Recorded data:
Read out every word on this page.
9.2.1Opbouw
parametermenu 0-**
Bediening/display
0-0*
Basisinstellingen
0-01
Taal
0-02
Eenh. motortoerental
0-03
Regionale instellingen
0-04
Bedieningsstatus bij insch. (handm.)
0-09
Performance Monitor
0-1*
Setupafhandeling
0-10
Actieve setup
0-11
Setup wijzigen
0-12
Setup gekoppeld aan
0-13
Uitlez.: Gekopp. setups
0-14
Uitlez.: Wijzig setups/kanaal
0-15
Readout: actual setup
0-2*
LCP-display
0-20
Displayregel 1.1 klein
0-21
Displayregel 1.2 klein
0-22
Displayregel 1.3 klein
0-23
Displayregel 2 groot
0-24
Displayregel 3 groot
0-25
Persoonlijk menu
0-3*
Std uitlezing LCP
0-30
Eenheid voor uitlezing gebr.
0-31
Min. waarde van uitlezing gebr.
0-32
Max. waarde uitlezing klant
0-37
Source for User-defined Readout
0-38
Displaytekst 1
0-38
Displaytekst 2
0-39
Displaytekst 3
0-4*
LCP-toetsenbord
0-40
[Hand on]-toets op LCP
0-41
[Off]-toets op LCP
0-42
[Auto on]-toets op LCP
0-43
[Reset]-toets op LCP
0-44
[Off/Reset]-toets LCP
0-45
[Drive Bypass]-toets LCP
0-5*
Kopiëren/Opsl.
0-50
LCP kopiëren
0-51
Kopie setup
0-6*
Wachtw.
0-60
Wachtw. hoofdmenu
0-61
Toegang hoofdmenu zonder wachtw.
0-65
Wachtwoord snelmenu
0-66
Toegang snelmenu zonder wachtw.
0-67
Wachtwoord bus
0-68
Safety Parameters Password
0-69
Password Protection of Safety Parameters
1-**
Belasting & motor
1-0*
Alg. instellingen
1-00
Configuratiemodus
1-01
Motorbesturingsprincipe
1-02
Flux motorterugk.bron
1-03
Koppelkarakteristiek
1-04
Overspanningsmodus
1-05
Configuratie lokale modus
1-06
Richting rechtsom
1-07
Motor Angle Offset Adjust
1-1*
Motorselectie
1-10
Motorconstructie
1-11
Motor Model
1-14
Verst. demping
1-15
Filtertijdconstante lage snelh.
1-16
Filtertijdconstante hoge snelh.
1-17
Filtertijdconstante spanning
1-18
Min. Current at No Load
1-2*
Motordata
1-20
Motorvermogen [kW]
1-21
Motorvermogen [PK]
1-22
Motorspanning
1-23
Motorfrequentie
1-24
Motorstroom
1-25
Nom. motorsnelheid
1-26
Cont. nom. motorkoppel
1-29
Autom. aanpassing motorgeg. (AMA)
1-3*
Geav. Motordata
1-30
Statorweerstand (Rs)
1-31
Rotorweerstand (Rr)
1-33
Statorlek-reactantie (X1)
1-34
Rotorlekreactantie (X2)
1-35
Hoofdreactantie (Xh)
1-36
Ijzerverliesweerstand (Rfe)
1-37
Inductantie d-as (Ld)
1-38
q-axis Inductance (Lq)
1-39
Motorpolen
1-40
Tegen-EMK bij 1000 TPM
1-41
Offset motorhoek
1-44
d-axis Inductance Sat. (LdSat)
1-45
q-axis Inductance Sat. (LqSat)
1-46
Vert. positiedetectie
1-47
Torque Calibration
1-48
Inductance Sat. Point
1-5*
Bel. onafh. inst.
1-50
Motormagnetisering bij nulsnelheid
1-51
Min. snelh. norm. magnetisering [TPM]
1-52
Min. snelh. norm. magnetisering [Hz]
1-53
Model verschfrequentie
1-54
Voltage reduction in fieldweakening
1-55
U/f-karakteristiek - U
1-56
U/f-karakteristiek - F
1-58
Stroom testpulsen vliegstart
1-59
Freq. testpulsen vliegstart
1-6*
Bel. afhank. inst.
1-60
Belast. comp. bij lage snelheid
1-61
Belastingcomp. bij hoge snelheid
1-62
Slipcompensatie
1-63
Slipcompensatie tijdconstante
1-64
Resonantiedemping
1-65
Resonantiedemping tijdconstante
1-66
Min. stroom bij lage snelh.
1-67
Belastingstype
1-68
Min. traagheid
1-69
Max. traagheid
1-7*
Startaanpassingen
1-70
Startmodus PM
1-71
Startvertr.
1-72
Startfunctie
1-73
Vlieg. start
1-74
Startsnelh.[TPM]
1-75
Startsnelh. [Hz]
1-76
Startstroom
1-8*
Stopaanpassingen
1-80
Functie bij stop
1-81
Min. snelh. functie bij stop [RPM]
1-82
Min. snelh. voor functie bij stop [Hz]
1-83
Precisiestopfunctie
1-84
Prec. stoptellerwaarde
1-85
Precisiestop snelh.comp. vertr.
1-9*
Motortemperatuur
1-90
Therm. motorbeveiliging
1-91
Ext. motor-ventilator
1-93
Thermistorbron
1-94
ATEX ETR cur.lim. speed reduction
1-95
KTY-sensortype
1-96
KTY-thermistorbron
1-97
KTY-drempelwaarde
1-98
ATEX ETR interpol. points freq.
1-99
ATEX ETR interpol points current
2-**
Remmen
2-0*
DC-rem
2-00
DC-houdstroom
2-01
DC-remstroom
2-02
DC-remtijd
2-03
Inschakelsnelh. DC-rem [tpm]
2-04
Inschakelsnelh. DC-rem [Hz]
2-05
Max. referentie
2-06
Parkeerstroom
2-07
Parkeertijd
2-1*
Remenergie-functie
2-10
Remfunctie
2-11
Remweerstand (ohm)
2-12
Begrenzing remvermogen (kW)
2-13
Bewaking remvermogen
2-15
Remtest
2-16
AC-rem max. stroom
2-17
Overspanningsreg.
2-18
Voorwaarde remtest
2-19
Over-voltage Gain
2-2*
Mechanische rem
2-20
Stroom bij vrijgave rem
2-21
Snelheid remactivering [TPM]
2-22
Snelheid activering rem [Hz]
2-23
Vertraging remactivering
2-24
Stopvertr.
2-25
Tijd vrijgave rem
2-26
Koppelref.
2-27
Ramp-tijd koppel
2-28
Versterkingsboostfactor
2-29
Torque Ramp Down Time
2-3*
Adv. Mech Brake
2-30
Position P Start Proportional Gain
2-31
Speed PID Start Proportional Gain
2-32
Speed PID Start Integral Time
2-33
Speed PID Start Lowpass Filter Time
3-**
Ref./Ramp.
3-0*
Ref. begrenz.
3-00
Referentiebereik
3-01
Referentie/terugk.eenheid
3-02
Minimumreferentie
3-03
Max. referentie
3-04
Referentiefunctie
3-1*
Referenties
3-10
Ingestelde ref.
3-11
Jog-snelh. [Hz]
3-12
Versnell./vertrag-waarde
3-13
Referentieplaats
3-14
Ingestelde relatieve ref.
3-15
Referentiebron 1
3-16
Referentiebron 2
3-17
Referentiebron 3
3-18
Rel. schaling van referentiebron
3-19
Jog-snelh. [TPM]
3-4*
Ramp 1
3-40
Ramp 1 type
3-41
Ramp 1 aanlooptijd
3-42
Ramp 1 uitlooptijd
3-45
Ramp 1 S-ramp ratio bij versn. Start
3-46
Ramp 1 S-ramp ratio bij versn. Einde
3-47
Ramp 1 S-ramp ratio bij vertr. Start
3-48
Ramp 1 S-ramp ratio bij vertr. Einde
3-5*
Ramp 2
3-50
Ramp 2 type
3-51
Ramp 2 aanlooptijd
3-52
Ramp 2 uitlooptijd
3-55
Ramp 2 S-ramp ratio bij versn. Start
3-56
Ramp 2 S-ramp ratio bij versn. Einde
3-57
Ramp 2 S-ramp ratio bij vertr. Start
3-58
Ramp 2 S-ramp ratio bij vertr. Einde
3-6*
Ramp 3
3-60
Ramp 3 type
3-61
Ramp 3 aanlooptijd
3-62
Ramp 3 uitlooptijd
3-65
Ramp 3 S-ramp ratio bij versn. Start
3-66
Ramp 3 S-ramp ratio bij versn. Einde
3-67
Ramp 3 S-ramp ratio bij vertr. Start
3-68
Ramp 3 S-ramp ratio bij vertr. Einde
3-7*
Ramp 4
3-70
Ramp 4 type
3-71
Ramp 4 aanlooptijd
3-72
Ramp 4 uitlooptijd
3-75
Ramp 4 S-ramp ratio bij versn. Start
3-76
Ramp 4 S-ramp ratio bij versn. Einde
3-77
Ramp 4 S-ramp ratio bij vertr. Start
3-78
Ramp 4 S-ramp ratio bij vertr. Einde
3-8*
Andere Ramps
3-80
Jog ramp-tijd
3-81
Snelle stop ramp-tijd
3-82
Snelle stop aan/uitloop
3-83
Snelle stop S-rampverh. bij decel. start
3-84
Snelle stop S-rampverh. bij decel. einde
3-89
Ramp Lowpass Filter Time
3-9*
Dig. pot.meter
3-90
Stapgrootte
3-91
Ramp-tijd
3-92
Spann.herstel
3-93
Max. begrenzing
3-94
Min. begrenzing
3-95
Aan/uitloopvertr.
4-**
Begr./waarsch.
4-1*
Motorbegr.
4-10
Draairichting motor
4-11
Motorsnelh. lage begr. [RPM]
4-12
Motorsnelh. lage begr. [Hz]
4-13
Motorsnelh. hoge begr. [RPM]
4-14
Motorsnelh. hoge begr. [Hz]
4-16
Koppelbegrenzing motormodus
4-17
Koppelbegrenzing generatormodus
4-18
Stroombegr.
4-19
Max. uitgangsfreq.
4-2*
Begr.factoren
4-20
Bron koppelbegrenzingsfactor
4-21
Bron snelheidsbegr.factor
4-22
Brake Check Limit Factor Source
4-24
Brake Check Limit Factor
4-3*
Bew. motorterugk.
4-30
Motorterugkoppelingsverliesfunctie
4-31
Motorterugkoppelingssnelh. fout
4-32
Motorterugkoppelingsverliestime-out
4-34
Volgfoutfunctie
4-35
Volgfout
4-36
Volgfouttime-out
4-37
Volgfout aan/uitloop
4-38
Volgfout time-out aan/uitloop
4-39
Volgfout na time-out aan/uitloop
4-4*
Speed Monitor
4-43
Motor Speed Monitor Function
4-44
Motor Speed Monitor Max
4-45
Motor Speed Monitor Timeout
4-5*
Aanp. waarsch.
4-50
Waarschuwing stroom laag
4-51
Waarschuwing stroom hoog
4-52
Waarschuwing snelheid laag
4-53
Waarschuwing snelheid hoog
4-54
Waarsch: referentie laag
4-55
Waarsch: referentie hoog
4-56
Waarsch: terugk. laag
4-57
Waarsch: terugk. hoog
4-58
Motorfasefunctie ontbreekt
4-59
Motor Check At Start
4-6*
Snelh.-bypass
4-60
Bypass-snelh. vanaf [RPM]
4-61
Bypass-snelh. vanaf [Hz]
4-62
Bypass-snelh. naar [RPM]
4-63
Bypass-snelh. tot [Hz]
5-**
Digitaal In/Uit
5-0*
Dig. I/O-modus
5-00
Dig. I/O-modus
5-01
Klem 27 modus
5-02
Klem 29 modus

Problem details: Take every line from the records above that has the word "Brake" and copy it.

Solution to the exercise:
Adv. Mech Brake
Brake Check Limit Factor Source
Brake Check Limit Factor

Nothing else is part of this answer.